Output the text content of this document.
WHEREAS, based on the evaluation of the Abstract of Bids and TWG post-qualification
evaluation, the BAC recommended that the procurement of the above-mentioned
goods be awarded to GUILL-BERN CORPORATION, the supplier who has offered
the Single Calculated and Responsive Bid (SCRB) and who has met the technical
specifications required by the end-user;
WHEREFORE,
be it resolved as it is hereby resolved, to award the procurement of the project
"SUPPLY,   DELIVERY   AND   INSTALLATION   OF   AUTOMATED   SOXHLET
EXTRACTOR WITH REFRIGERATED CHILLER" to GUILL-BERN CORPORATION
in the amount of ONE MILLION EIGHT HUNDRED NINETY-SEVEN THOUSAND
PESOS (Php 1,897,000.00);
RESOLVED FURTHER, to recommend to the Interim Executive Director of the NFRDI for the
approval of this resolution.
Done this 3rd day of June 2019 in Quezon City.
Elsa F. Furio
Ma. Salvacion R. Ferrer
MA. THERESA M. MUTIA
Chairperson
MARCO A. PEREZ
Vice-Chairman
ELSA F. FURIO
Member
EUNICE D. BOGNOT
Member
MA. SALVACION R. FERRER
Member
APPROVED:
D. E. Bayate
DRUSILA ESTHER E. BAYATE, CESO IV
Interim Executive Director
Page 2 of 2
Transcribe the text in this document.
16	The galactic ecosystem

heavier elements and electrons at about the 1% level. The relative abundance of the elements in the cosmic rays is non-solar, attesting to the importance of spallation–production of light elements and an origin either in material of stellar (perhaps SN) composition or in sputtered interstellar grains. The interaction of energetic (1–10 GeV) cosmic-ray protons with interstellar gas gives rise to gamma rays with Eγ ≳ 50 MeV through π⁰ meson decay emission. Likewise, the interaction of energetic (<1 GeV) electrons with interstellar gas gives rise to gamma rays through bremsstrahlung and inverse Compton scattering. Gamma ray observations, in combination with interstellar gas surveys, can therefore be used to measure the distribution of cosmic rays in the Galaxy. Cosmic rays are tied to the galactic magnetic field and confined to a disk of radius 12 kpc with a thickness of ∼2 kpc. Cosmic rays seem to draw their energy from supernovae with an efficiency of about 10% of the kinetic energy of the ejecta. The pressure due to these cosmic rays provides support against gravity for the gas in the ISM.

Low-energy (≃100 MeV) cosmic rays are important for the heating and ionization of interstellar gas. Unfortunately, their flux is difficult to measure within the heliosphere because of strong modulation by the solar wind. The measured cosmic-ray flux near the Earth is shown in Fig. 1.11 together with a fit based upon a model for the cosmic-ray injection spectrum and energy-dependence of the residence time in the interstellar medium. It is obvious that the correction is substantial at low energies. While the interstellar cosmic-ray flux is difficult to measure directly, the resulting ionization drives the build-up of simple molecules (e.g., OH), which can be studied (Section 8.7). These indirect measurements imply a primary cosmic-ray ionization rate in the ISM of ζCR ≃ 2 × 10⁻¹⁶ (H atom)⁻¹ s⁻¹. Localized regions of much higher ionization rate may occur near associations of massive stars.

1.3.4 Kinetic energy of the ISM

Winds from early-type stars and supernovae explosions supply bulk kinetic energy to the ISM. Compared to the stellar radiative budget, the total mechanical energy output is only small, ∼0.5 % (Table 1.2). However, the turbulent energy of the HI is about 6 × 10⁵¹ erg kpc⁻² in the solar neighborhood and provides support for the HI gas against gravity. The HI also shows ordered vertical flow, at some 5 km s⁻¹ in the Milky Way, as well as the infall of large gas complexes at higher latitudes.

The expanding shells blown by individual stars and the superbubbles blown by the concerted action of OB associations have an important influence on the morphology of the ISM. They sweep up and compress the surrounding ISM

_WRITTEN INSTRUCTION_
Extract the full set of entries word for word.

_WRITTEN SOLUTION_
Output the text content of this document.
WHEREAS, based on the evaluation of the Abstract of Bids and TWG post-qualification
evaluation, the BAC recommended that the procurement of the above-mentioned
goods be awarded to GUILL-BERN CORPORATION, the supplier who has offered
the Single Calculated and Responsive Bid (SCRB) and who has met the technical
specifications required by the end-user;
WHEREFORE,
be it resolved as it is hereby resolved, to award the procurement of the project
"SUPPLY,   DELIVERY   AND   INSTALLATION   OF   AUTOMATED   SOXHLET
EXTRACTOR WITH REFRIGERATED CHILLER" to GUILL-BERN CORPORATION
in the amount of ONE MILLION EIGHT HUNDRED NINETY-SEVEN THOUSAND
PESOS (Php 1,897,000.00);
RESOLVED FURTHER, to recommend to the Interim Executive Director of the NFRDI for the
approval of this resolution.
Done this 3rd day of June 2019 in Quezon City.
Elsa F. Furio
Ma. Salvacion R. Ferrer
MA. THERESA M. MUTIA
Chairperson
MARCO A. PEREZ
Vice-Chairman
ELSA F. FURIO
Member
EUNICE D. BOGNOT
Member
MA. SALVACION R. FERRER
Member
APPROVED:
D. E. Bayate
DRUSILA ESTHER E. BAYATE, CESO IV
Interim Executive Director
Page 2 of 2
Transcribe the text in this document.
16	The galactic ecosystem

heavier elements and electrons at about the 1% level. The relative abundance of the elements in the cosmic rays is non-solar, attesting to the importance of spallation–production of light elements and an origin either in material of stellar (perhaps SN) composition or in sputtered interstellar grains. The interaction of energetic (1–10 GeV) cosmic-ray protons with interstellar gas gives rise to gamma rays with Eγ ≳ 50 MeV through π⁰ meson decay emission. Likewise, the interaction of energetic (<1 GeV) electrons with interstellar gas gives rise to gamma rays through bremsstrahlung and inverse Compton scattering. Gamma ray observations, in combination with interstellar gas surveys, can therefore be used to measure the distribution of cosmic rays in the Galaxy. Cosmic rays are tied to the galactic magnetic field and confined to a disk of radius 12 kpc with a thickness of ∼2 kpc. Cosmic rays seem to draw their energy from supernovae with an efficiency of about 10% of the kinetic energy of the ejecta. The pressure due to these cosmic rays provides support against gravity for the gas in the ISM.

Low-energy (≃100 MeV) cosmic rays are important for the heating and ionization of interstellar gas. Unfortunately, their flux is difficult to measure within the heliosphere because of strong modulation by the solar wind. The measured cosmic-ray flux near the Earth is shown in Fig. 1.11 together with a fit based upon a model for the cosmic-ray injection spectrum and energy-dependence of the residence time in the interstellar medium. It is obvious that the correction is substantial at low energies. While the interstellar cosmic-ray flux is difficult to measure directly, the resulting ionization drives the build-up of simple molecules (e.g., OH), which can be studied (Section 8.7). These indirect measurements imply a primary cosmic-ray ionization rate in the ISM of ζCR ≃ 2 × 10⁻¹⁶ (H atom)⁻¹ s⁻¹. Localized regions of much higher ionization rate may occur near associations of massive stars.

1.3.4 Kinetic energy of the ISM

Winds from early-type stars and supernovae explosions supply bulk kinetic energy to the ISM. Compared to the stellar radiative budget, the total mechanical energy output is only small, ∼0.5 % (Table 1.2). However, the turbulent energy of the HI is about 6 × 10⁵¹ erg kpc⁻² in the solar neighborhood and provides support for the HI gas against gravity. The HI also shows ordered vertical flow, at some 5 km s⁻¹ in the Milky Way, as well as the infall of large gas complexes at higher latitudes.

The expanding shells blown by individual stars and the superbubbles blown by the concerted action of OB associations have an important influence on the morphology of the ISM. They sweep up and compress the surrounding ISM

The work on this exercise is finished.